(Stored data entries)
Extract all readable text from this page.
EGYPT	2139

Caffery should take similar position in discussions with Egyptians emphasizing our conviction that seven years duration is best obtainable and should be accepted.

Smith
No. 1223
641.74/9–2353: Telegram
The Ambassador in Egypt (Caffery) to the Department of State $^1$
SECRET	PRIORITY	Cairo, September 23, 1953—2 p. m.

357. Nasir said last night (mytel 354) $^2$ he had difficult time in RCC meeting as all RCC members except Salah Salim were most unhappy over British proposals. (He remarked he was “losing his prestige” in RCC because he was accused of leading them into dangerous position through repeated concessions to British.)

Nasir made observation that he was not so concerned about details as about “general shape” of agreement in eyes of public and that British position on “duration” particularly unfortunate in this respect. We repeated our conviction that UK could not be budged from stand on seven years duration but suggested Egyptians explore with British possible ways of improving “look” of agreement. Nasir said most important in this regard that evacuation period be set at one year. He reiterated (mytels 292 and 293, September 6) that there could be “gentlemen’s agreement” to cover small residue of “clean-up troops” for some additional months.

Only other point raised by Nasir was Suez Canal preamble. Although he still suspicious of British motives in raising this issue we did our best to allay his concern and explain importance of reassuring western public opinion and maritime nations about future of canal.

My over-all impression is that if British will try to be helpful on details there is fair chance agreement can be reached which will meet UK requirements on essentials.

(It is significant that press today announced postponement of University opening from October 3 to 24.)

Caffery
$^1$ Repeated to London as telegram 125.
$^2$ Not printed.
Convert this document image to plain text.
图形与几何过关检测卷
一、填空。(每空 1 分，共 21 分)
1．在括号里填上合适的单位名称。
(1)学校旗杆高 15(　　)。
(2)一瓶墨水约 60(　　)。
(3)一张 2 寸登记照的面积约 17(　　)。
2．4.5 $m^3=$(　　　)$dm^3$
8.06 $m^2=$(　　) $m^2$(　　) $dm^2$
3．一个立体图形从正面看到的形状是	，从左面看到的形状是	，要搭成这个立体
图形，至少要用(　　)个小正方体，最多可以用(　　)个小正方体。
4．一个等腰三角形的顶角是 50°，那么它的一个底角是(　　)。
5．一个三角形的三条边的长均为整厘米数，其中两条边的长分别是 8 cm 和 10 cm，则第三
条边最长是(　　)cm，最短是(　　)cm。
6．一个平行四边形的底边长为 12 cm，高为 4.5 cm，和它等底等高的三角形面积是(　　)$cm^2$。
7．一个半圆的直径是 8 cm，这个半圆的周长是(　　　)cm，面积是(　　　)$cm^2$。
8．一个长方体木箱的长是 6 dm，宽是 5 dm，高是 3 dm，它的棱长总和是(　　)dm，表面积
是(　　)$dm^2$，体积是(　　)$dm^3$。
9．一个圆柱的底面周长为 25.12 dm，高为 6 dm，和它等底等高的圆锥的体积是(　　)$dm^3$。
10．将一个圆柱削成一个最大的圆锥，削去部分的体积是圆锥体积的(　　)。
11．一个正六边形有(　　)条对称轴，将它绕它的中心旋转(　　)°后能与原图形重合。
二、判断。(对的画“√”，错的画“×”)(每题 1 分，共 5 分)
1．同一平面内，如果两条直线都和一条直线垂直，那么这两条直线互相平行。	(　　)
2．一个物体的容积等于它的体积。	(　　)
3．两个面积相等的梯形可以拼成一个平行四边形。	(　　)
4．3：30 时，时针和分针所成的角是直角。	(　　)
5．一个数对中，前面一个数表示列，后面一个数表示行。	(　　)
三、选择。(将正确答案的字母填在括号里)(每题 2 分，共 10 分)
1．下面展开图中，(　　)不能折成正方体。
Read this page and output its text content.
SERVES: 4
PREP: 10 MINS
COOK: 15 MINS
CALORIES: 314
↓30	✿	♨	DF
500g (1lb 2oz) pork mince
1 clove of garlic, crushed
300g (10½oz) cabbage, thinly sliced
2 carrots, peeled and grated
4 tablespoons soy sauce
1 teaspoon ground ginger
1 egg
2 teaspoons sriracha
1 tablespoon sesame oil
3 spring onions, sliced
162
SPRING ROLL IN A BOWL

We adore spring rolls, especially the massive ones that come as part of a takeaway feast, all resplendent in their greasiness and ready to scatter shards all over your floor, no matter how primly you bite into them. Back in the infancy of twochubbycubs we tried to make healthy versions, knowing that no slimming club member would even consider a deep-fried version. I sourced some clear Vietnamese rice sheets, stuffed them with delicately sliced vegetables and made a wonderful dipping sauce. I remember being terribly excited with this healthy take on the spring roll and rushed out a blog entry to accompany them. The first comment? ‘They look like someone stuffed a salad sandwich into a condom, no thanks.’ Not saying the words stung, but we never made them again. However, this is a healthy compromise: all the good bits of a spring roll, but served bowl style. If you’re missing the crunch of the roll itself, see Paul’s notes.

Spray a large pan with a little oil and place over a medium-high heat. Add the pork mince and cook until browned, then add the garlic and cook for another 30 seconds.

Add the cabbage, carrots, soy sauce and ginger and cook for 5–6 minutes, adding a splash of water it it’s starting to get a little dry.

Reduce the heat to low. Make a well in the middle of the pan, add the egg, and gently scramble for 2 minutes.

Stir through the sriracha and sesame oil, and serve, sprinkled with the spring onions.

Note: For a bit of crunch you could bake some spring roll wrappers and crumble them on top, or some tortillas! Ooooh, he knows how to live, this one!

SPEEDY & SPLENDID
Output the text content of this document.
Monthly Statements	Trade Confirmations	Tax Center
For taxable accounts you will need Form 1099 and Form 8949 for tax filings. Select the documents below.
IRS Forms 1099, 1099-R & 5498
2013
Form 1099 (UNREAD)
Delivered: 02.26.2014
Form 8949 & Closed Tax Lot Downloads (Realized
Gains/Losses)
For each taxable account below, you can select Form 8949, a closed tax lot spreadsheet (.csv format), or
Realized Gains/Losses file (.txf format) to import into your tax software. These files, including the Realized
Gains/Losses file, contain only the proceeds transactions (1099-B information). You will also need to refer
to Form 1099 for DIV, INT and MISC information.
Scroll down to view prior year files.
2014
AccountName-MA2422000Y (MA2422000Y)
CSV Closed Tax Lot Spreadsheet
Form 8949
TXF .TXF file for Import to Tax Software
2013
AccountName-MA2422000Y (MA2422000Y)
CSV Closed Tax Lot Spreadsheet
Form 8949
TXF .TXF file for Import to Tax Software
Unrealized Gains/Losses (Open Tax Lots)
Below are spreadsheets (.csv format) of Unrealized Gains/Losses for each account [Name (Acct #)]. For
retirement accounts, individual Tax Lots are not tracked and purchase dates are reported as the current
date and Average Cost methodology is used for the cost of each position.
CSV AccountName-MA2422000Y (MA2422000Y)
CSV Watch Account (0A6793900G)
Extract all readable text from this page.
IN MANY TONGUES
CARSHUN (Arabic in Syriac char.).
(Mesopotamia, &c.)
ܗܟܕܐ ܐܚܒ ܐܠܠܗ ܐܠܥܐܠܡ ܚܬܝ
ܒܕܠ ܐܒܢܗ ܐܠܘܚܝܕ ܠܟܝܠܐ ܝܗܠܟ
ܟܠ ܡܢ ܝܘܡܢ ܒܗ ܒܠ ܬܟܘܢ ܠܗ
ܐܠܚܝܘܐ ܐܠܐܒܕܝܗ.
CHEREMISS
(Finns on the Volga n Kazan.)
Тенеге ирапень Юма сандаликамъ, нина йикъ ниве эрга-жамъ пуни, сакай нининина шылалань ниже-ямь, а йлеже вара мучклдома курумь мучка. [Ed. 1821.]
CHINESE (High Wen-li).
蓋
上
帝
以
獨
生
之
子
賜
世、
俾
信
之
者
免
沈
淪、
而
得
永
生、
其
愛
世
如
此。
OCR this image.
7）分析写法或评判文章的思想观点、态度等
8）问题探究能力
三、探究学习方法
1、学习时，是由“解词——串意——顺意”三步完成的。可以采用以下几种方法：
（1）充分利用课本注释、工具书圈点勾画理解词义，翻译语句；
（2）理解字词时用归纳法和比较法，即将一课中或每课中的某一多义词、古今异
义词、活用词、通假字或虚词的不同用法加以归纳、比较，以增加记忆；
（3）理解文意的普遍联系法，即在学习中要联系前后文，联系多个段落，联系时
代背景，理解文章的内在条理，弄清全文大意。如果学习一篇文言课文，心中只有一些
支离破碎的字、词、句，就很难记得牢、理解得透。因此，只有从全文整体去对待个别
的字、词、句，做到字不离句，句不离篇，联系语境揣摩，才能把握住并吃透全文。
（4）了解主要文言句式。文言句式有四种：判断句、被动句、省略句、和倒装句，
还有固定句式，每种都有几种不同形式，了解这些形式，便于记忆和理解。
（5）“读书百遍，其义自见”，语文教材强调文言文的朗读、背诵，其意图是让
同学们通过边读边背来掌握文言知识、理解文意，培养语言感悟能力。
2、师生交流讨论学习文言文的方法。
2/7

### Task goal
From the data, list each line in which the string "minutes" appears.

### Answer for this exercise
Add the cabbage, carrots, soy sauce and ginger and cook for 5–6 minutes, adding a splash of water it it’s starting to get a little dry.
Reduce the heat to low. Make a well in the middle of the pan, add the egg, and gently scramble for 2 minutes.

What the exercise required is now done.